Identify, in the records below, every line where the string "Характеристики" appears, and copy each such line.

** Start of Task input **

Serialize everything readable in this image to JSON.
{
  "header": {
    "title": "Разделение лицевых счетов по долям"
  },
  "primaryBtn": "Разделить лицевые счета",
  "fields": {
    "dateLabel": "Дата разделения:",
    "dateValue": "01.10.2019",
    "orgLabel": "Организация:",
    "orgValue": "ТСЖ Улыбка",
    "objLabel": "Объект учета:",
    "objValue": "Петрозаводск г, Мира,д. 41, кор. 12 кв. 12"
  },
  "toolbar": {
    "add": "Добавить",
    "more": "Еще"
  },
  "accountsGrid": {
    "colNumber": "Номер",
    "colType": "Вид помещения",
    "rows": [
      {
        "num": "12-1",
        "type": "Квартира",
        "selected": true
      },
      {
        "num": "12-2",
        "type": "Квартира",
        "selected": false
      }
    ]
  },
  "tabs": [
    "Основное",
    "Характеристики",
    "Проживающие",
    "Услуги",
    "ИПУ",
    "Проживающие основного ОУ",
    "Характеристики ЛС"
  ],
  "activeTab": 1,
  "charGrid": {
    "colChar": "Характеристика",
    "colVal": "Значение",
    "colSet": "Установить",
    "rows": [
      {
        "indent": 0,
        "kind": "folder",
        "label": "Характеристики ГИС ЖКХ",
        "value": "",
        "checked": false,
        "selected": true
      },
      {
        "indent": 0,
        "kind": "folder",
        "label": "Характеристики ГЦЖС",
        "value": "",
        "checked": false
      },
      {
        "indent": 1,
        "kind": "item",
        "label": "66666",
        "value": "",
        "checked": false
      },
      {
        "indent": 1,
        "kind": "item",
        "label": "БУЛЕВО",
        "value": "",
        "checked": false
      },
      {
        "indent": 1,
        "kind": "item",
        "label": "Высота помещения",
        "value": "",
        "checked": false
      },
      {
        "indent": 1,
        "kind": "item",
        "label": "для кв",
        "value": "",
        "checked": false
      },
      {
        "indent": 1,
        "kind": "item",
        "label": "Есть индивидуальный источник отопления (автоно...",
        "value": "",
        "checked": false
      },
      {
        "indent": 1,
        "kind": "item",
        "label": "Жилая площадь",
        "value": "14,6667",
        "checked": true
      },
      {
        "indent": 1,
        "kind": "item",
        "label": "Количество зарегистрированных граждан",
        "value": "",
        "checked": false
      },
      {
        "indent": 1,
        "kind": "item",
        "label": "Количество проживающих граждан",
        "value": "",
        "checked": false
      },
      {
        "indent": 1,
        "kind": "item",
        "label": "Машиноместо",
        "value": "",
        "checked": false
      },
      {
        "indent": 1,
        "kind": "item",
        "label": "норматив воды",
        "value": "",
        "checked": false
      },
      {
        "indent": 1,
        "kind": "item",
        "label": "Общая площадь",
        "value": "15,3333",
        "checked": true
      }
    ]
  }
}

** End of Task input **

* [Solution]
    "Характеристики",
    "Характеристики ЛС"
        "label": "Характеристики ГИС ЖКХ",
        "label": "Характеристики ГЦЖС",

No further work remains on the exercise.